─── DATA

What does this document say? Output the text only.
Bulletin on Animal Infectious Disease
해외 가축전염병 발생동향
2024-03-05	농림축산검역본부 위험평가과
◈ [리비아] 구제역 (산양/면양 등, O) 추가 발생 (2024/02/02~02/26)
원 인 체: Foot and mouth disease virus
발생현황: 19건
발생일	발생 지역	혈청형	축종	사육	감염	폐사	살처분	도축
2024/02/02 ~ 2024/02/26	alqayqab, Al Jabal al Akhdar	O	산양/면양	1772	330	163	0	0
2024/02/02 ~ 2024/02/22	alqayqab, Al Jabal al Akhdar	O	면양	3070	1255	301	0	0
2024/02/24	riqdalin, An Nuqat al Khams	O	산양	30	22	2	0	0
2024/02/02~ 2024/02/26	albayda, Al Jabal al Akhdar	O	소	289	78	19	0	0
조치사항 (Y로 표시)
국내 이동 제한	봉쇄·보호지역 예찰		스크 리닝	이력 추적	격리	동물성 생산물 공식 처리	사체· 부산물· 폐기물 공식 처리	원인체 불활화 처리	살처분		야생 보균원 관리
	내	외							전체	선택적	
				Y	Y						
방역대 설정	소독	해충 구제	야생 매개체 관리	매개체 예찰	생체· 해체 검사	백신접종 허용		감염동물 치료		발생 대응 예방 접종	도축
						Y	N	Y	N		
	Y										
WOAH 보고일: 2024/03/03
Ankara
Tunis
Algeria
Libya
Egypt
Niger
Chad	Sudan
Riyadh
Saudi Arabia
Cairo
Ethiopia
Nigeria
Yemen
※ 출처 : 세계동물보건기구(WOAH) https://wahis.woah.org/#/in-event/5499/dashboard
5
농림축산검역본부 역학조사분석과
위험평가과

──────

> YOUR OBJECTIVE
Tell how many lines in the entries above include the string "WOAH", and write nothing but the number.

> RESULT
2